## EXERCISE:
Reproduce every line, starting at the one that contains "What does this" and ending at the last line of the data, exactly as it stands; pictures are omitted.

## SUPPLIED RECORDS:
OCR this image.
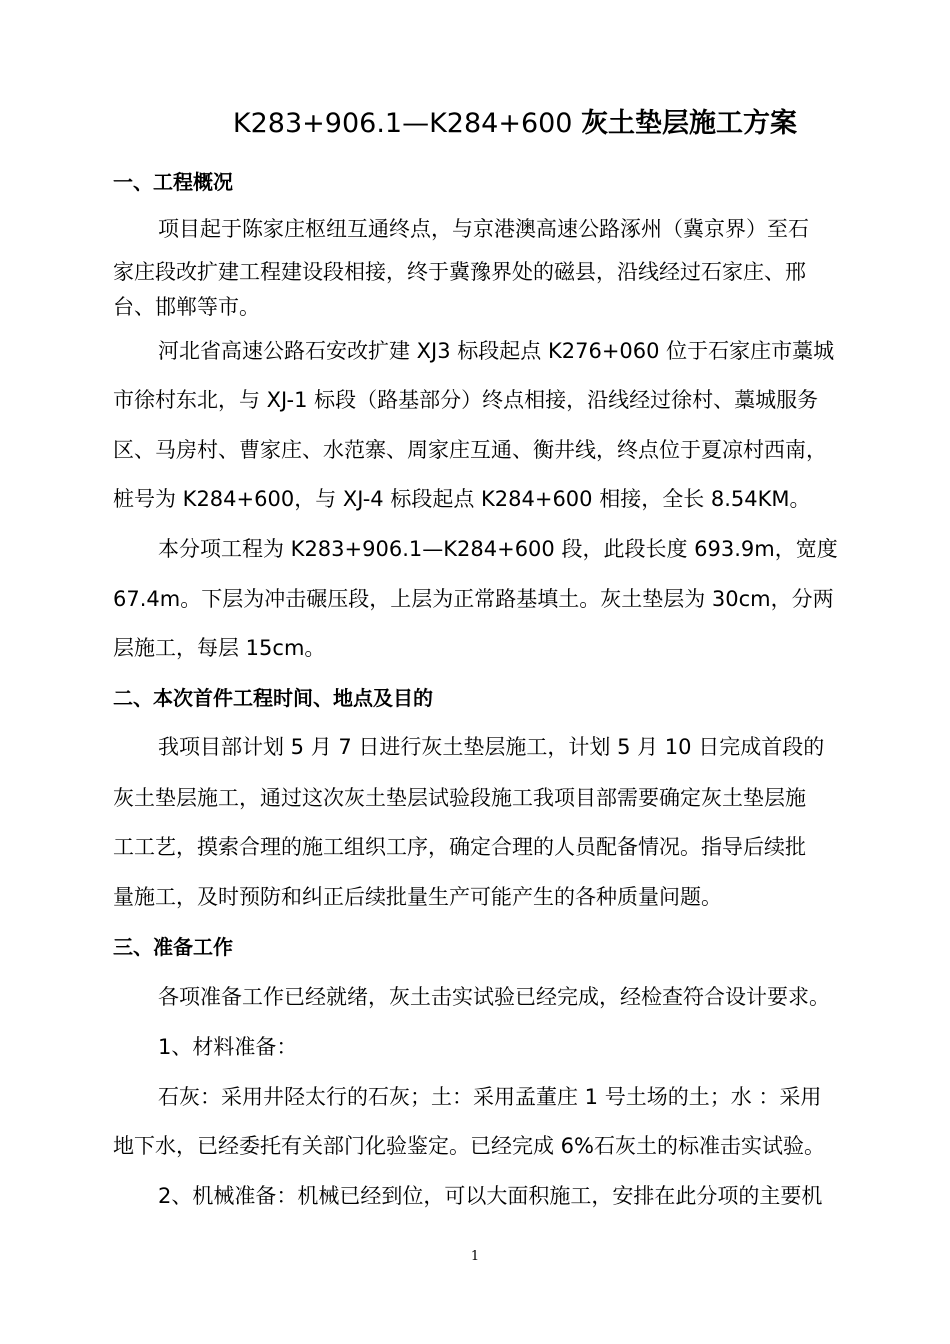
K283+906.1—K284+600 灰土垫层施工方案
一、工程概况
项目起于陈家庄枢纽互通终点，与京港澳高速公路涿州（冀京界）至石
家庄段改扩建工程建设段相接，终于冀豫界处的磁县，沿线经过石家庄、邢
台、邯郸等市。
河北省高速公路石安改扩建 XJ3 标段起点 K276+060 位于石家庄市藁城
市徐村东北，与 XJ-1 标段（路基部分）终点相接，沿线经过徐村、藁城服务
区、马房村、曹家庄、水范寨、周家庄互通、衡井线，终点位于夏凉村西南，
桩号为 K284+600，与 XJ-4 标段起点 K284+600 相接，全长 8.54KM。
本分项工程为 K283+906.1—K284+600 段，此段长度 693.9m，宽度
67.4m。下层为冲击碾压段，上层为正常路基填土。灰土垫层为 30cm，分两
层施工，每层 15cm。
二、本次首件工程时间、地点及目的
我项目部计划 5 月 7 日进行灰土垫层施工，计划 5 月 10 日完成首段的
灰土垫层施工，通过这次灰土垫层试验段施工我项目部需要确定灰土垫层施
工工艺，摸索合理的施工组织工序，确定合理的人员配备情况。指导后续批
量施工，及时预防和纠正后续批量生产可能产生的各种质量问题。
三、准备工作
各项准备工作已经就绪，灰土击实试验已经完成，经检查符合设计要求。
1、材料准备：
石灰：采用井陉太行的石灰；土：采用孟董庄 1 号土场的土；水 ：采用
地下水，已经委托有关部门化验鉴定。已经完成 6%石灰土的标准击实试验。
2、机械准备：机械已经到位，可以大面积施工，安排在此分项的主要机
1
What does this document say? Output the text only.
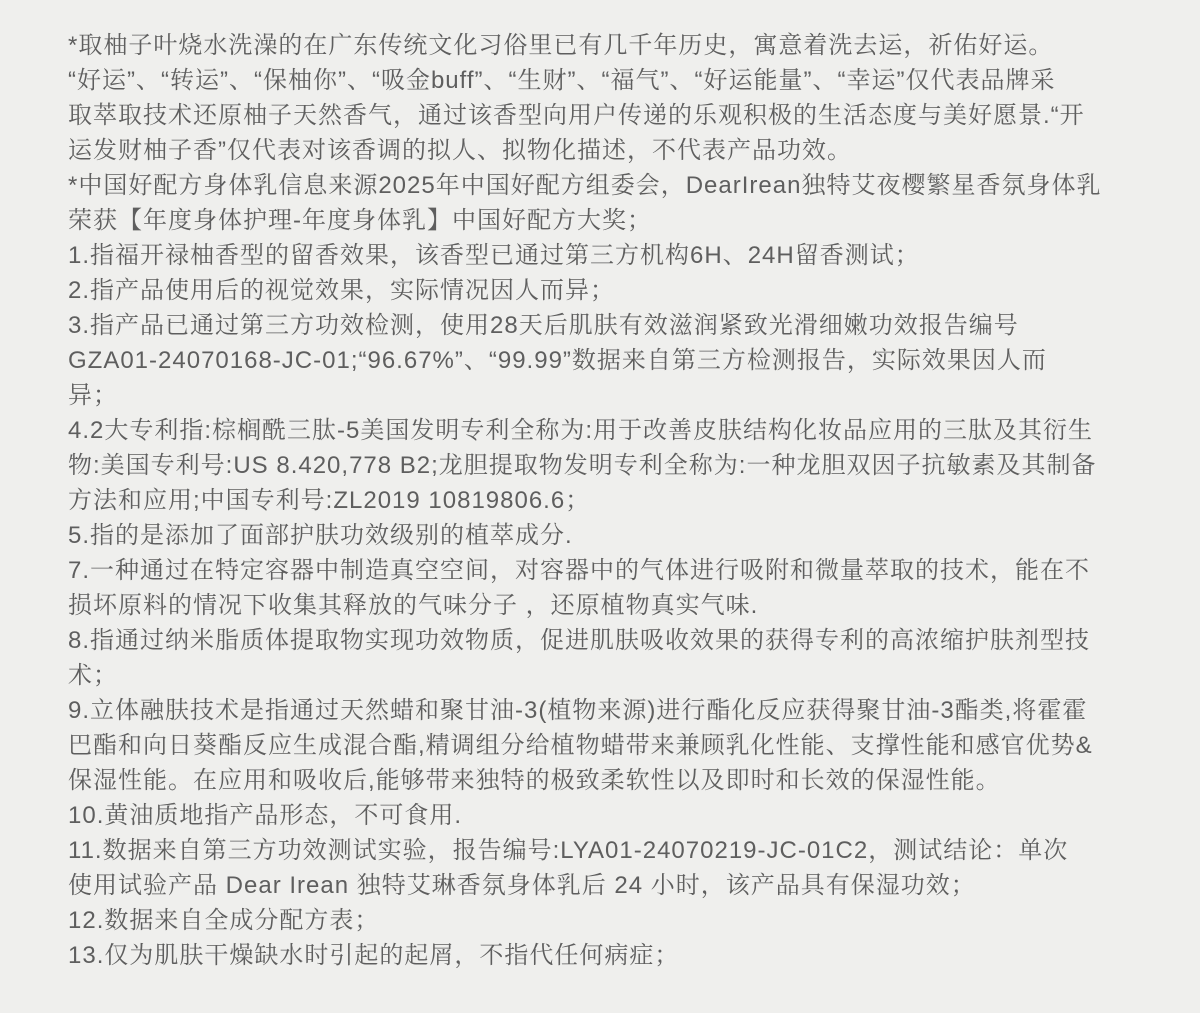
*取柚子叶烧水洗澡的在广东传统文化习俗里已有几千年历史，寓意着洗去运，祈佑好运。
“好运”、“转运”、“保柚你”、“吸金buff”、“生财”、“福气”、“好运能量”、“幸运”仅代表品牌采
取萃取技术还原柚子天然香气，通过该香型向用户传递的乐观积极的生活态度与美好愿景.“开
运发财柚子香”仅代表对该香调的拟人、拟物化描述，不代表产品功效。
*中国好配方身体乳信息来源2025年中国好配方组委会，DearIrean独特艾夜樱繁星香氛身体乳
荣获【年度身体护理-年度身体乳】中国好配方大奖；
1.指福开禄柚香型的留香效果，该香型已通过第三方机构6H、24H留香测试；
2.指产品使用后的视觉效果，实际情况因人而异；
3.指产品已通过第三方功效检测，使用28天后肌肤有效滋润紧致光滑细嫩功效报告编号
GZA01-24070168-JC-01;“96.67%”、“99.99”数据来自第三方检测报告，实际效果因人而
异；
4.2大专利指:棕榈酰三肽-5美国发明专利全称为:用于改善皮肤结构化妆品应用的三肽及其衍生
物:美国专利号:US 8.420,778 B2;龙胆提取物发明专利全称为:一种龙胆双因子抗敏素及其制备
方法和应用;中国专利号:ZL2019 10819806.6；
5.指的是添加了面部护肤功效级别的植萃成分.
7.一种通过在特定容器中制造真空空间，对容器中的气体进行吸附和微量萃取的技术，能在不
损坏原料的情况下收集其释放的气味分子 ，还原植物真实气味.
8.指通过纳米脂质体提取物实现功效物质，促进肌肤吸收效果的获得专利的高浓缩护肤剂型技
术；
9.立体融肤技术是指通过天然蜡和聚甘油-3(植物来源)进行酯化反应获得聚甘油-3酯类,将霍霍
巴酯和向日葵酯反应生成混合酯,精调组分给植物蜡带来兼顾乳化性能、支撑性能和感官优势&
保湿性能。在应用和吸收后,能够带来独特的极致柔软性以及即时和长效的保湿性能。
10.黄油质地指产品形态，不可食用.
11.数据来自第三方功效测试实验，报告编号:LYA01-24070219-JC-01C2，测试结论：单次
使用试验产品 Dear Irean 独特艾琳香氛身体乳后 24 小时，该产品具有保湿功效；
12.数据来自全成分配方表；
13.仅为肌肤干燥缺水时引起的起屑，不指代任何病症；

## SOLUTION TO THIS TASK:
What does this document say? Output the text only.
*取柚子叶烧水洗澡的在广东传统文化习俗里已有几千年历史，寓意着洗去运，祈佑好运。
“好运”、“转运”、“保柚你”、“吸金buff”、“生财”、“福气”、“好运能量”、“幸运”仅代表品牌采
取萃取技术还原柚子天然香气，通过该香型向用户传递的乐观积极的生活态度与美好愿景.“开
运发财柚子香”仅代表对该香调的拟人、拟物化描述，不代表产品功效。
*中国好配方身体乳信息来源2025年中国好配方组委会，DearIrean独特艾夜樱繁星香氛身体乳
荣获【年度身体护理-年度身体乳】中国好配方大奖；
1.指福开禄柚香型的留香效果，该香型已通过第三方机构6H、24H留香测试；
2.指产品使用后的视觉效果，实际情况因人而异；
3.指产品已通过第三方功效检测，使用28天后肌肤有效滋润紧致光滑细嫩功效报告编号
GZA01-24070168-JC-01;“96.67%”、“99.99”数据来自第三方检测报告，实际效果因人而
异；
4.2大专利指:棕榈酰三肽-5美国发明专利全称为:用于改善皮肤结构化妆品应用的三肽及其衍生
物:美国专利号:US 8.420,778 B2;龙胆提取物发明专利全称为:一种龙胆双因子抗敏素及其制备
方法和应用;中国专利号:ZL2019 10819806.6；
5.指的是添加了面部护肤功效级别的植萃成分.
7.一种通过在特定容器中制造真空空间，对容器中的气体进行吸附和微量萃取的技术，能在不
损坏原料的情况下收集其释放的气味分子 ，还原植物真实气味.
8.指通过纳米脂质体提取物实现功效物质，促进肌肤吸收效果的获得专利的高浓缩护肤剂型技
术；
9.立体融肤技术是指通过天然蜡和聚甘油-3(植物来源)进行酯化反应获得聚甘油-3酯类,将霍霍
巴酯和向日葵酯反应生成混合酯,精调组分给植物蜡带来兼顾乳化性能、支撑性能和感官优势&
保湿性能。在应用和吸收后,能够带来独特的极致柔软性以及即时和长效的保湿性能。
10.黄油质地指产品形态，不可食用.
11.数据来自第三方功效测试实验，报告编号:LYA01-24070219-JC-01C2，测试结论：单次
使用试验产品 Dear Irean 独特艾琳香氛身体乳后 24 小时，该产品具有保湿功效；
12.数据来自全成分配方表；
13.仅为肌肤干燥缺水时引起的起屑，不指代任何病症；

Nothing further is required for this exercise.